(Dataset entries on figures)
* BEGIN *
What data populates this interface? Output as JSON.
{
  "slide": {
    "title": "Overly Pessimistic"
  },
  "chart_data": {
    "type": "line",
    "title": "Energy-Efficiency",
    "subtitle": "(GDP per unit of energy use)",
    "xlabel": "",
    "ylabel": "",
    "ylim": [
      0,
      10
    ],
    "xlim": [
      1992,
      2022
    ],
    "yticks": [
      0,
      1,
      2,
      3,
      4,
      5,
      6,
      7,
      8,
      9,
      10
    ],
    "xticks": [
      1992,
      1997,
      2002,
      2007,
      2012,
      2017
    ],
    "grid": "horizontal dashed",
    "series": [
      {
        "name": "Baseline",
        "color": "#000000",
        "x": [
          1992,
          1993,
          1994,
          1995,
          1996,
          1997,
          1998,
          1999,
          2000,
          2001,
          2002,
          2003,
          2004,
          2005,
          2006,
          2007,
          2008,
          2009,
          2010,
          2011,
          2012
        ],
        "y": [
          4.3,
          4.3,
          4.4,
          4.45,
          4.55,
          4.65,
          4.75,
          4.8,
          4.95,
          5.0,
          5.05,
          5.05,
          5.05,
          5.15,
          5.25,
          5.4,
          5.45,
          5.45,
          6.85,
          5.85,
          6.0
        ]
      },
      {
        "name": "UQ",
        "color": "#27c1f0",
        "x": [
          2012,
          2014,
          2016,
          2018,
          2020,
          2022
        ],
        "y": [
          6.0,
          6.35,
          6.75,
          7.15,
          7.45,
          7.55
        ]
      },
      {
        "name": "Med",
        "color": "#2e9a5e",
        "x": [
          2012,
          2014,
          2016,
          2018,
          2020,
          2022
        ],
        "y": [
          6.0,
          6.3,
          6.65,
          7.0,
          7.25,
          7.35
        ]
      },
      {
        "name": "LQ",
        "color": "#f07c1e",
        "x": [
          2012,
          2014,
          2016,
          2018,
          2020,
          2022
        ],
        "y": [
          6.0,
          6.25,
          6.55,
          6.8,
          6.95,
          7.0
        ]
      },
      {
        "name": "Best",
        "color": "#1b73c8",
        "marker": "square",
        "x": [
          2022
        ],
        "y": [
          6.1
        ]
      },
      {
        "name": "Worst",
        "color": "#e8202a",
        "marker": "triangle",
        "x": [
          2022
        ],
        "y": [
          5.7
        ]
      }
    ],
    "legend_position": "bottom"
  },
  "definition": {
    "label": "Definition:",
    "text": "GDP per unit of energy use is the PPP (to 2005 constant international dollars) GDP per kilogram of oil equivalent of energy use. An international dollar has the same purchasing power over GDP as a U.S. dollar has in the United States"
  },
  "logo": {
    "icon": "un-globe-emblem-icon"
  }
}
* END *
* BEGIN *
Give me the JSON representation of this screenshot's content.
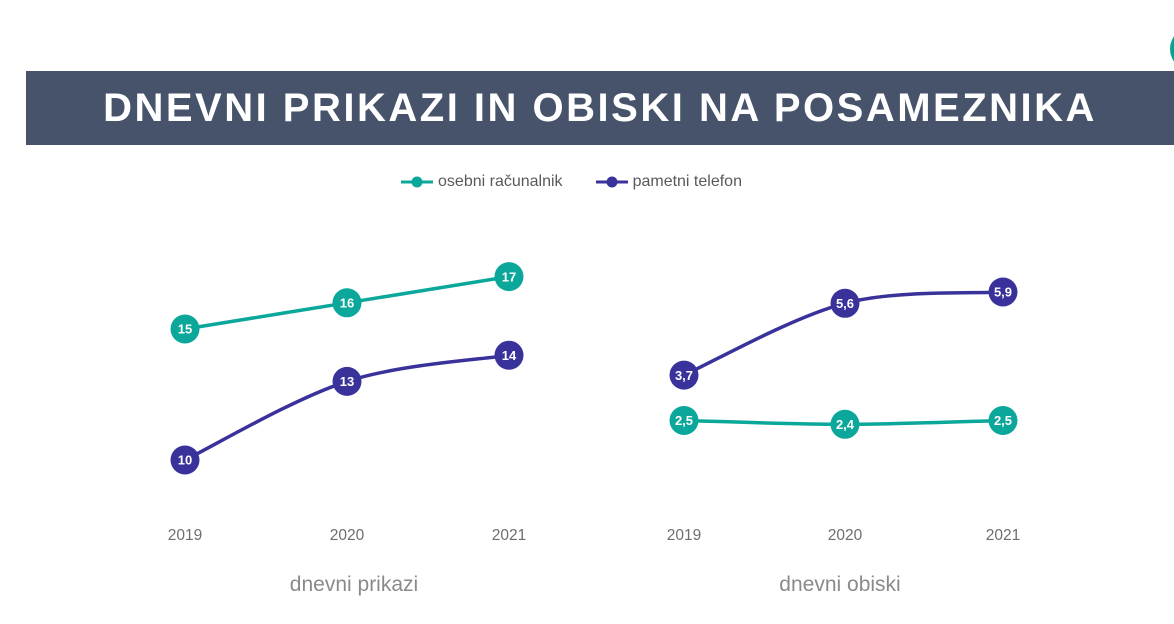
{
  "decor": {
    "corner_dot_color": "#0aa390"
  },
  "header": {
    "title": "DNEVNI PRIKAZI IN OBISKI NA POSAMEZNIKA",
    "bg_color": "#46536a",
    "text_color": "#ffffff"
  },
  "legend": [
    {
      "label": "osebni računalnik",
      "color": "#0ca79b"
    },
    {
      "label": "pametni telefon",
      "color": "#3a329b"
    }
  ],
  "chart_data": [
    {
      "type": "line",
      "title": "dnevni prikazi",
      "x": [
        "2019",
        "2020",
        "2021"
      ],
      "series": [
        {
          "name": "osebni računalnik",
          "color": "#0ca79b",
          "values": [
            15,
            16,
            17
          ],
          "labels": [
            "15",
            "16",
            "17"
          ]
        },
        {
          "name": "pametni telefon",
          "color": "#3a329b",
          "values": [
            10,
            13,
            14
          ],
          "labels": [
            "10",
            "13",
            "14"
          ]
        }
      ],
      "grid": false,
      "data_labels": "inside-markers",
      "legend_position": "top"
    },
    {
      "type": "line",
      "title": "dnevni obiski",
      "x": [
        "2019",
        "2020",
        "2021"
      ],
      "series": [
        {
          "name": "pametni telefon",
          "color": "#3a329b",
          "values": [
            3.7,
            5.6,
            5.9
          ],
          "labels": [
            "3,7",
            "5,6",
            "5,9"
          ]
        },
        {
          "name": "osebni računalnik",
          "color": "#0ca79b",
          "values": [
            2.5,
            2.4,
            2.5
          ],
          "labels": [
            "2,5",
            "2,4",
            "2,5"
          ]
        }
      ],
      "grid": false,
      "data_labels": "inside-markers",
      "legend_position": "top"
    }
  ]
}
* END *
• **EXERCISE OBJECTIVE**
Among the lines of the material, find those that hold the word "name" and copy them.

• **ANSWER**
        "name": "Baseline",
        "name": "UQ",
        "name": "Med",
        "name": "LQ",
        "name": "Best",
        "name": "Worst",
          "name": "osebni računalnik",
          "name": "pametni telefon",
          "name": "pametni telefon",
          "name": "osebni računalnik",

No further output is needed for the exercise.